- EXERCISE TASK -
Repeat all the records exactly, omitting pictures.

Start

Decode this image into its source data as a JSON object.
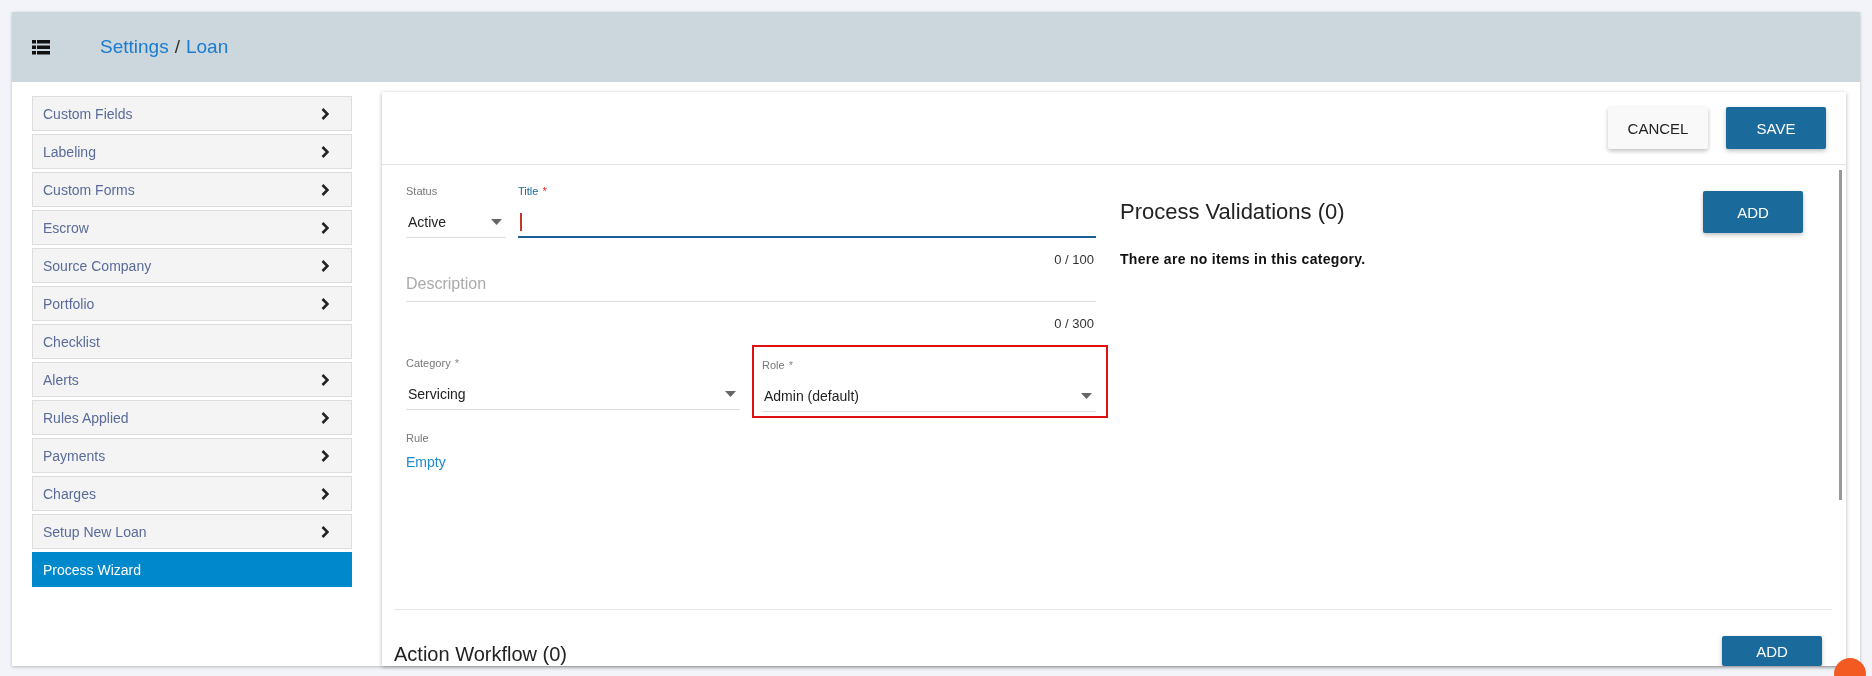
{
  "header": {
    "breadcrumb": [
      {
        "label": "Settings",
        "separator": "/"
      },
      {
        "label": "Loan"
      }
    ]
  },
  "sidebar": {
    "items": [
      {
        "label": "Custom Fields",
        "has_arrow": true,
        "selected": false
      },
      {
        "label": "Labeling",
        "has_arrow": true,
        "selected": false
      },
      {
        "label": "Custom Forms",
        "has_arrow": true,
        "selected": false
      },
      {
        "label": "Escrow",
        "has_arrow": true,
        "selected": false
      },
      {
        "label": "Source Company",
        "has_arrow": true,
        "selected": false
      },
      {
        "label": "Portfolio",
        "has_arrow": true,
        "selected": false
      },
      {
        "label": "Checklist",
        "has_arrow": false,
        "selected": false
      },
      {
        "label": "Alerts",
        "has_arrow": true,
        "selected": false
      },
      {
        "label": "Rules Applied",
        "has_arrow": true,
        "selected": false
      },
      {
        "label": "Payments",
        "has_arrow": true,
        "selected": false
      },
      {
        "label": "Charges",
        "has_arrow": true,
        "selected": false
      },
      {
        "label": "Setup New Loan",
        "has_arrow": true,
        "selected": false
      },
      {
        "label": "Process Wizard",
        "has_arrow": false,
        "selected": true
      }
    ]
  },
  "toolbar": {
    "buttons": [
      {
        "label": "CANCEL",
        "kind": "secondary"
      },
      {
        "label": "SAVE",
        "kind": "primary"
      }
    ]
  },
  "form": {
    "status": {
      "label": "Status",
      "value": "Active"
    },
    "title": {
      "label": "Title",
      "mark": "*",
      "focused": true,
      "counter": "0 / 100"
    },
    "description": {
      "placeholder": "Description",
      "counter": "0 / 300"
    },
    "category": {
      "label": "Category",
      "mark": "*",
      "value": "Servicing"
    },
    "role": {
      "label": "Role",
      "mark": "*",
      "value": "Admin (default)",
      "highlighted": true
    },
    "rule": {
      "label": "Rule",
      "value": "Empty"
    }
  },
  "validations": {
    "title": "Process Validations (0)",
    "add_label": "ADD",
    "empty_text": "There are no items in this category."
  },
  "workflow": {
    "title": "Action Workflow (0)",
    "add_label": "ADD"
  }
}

End

- ANSWER FOR THIS EXERCISE -
Decode this image into its source data as a JSON object.
{
  "header": {
    "breadcrumb": [
      {
        "label": "Settings",
        "separator": "/"
      },
      {
        "label": "Loan"
      }
    ]
  },
  "sidebar": {
    "items": [
      {
        "label": "Custom Fields",
        "has_arrow": true,
        "selected": false
      },
      {
        "label": "Labeling",
        "has_arrow": true,
        "selected": false
      },
      {
        "label": "Custom Forms",
        "has_arrow": true,
        "selected": false
      },
      {
        "label": "Escrow",
        "has_arrow": true,
        "selected": false
      },
      {
        "label": "Source Company",
        "has_arrow": true,
        "selected": false
      },
      {
        "label": "Portfolio",
        "has_arrow": true,
        "selected": false
      },
      {
        "label": "Checklist",
        "has_arrow": false,
        "selected": false
      },
      {
        "label": "Alerts",
        "has_arrow": true,
        "selected": false
      },
      {
        "label": "Rules Applied",
        "has_arrow": true,
        "selected": false
      },
      {
        "label": "Payments",
        "has_arrow": true,
        "selected": false
      },
      {
        "label": "Charges",
        "has_arrow": true,
        "selected": false
      },
      {
        "label": "Setup New Loan",
        "has_arrow": true,
        "selected": false
      },
      {
        "label": "Process Wizard",
        "has_arrow": false,
        "selected": true
      }
    ]
  },
  "toolbar": {
    "buttons": [
      {
        "label": "CANCEL",
        "kind": "secondary"
      },
      {
        "label": "SAVE",
        "kind": "primary"
      }
    ]
  },
  "form": {
    "status": {
      "label": "Status",
      "value": "Active"
    },
    "title": {
      "label": "Title",
      "mark": "*",
      "focused": true,
      "counter": "0 / 100"
    },
    "description": {
      "placeholder": "Description",
      "counter": "0 / 300"
    },
    "category": {
      "label": "Category",
      "mark": "*",
      "value": "Servicing"
    },
    "role": {
      "label": "Role",
      "mark": "*",
      "value": "Admin (default)",
      "highlighted": true
    },
    "rule": {
      "label": "Rule",
      "value": "Empty"
    }
  },
  "validations": {
    "title": "Process Validations (0)",
    "add_label": "ADD",
    "empty_text": "There are no items in this category."
  },
  "workflow": {
    "title": "Action Workflow (0)",
    "add_label": "ADD"
  }
}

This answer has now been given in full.